Give every line of the data again, unchanged, but with no pictures.

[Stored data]
◆ ◆ ◆
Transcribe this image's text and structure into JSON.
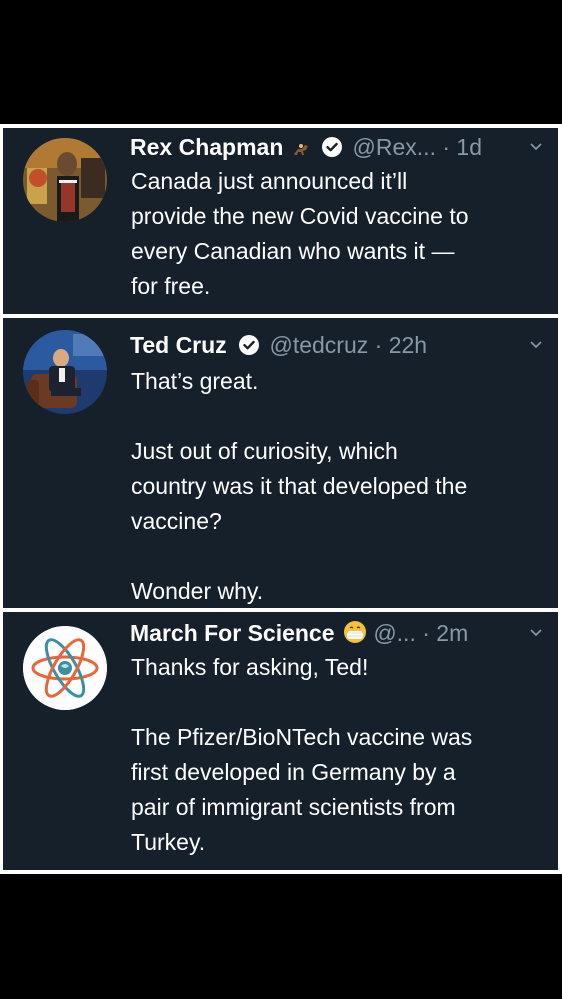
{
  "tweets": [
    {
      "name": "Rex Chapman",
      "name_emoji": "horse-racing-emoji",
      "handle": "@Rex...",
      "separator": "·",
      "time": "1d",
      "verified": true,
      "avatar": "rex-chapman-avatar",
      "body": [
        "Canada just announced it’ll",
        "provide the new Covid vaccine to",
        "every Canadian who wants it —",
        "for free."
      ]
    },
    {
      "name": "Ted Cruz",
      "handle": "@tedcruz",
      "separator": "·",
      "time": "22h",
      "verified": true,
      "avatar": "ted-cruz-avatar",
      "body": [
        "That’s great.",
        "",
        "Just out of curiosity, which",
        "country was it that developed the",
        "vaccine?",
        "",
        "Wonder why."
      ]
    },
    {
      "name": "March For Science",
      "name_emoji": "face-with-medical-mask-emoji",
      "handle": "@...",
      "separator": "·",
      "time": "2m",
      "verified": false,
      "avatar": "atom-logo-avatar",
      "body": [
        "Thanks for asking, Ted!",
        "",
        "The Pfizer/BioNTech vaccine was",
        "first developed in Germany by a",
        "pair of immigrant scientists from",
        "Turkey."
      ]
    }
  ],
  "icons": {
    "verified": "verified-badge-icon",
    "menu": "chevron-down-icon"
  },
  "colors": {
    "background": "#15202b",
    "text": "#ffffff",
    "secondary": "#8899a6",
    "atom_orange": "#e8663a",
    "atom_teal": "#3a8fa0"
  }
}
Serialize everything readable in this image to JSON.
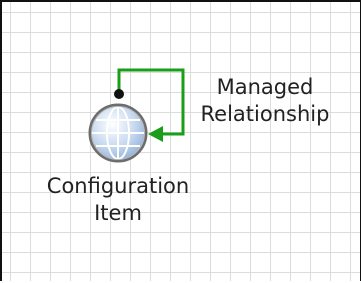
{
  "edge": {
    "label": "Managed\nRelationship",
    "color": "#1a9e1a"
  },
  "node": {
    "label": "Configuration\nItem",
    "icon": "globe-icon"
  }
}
◆ ◆ ◆
Correct response:
Transcribe this image's text and structure into JSON.
{
  "tweets": [
    {
      "name": "Rex Chapman",
      "name_emoji": "horse-racing-emoji",
      "handle": "@Rex...",
      "separator": "·",
      "time": "1d",
      "verified": true,
      "avatar": "rex-chapman-avatar",
      "body": [
        "Canada just announced it’ll",
        "provide the new Covid vaccine to",
        "every Canadian who wants it —",
        "for free."
      ]
    },
    {
      "name": "Ted Cruz",
      "handle": "@tedcruz",
      "separator": "·",
      "time": "22h",
      "verified": true,
      "avatar": "ted-cruz-avatar",
      "body": [
        "That’s great.",
        "",
        "Just out of curiosity, which",
        "country was it that developed the",
        "vaccine?",
        "",
        "Wonder why."
      ]
    },
    {
      "name": "March For Science",
      "name_emoji": "face-with-medical-mask-emoji",
      "handle": "@...",
      "separator": "·",
      "time": "2m",
      "verified": false,
      "avatar": "atom-logo-avatar",
      "body": [
        "Thanks for asking, Ted!",
        "",
        "The Pfizer/BioNTech vaccine was",
        "first developed in Germany by a",
        "pair of immigrant scientists from",
        "Turkey."
      ]
    }
  ],
  "icons": {
    "verified": "verified-badge-icon",
    "menu": "chevron-down-icon"
  },
  "colors": {
    "background": "#15202b",
    "text": "#ffffff",
    "secondary": "#8899a6",
    "atom_orange": "#e8663a",
    "atom_teal": "#3a8fa0"
  }
}
Serialize everything readable in this image to JSON.
{
  "edge": {
    "label": "Managed\nRelationship",
    "color": "#1a9e1a"
  },
  "node": {
    "label": "Configuration\nItem",
    "icon": "globe-icon"
  }
}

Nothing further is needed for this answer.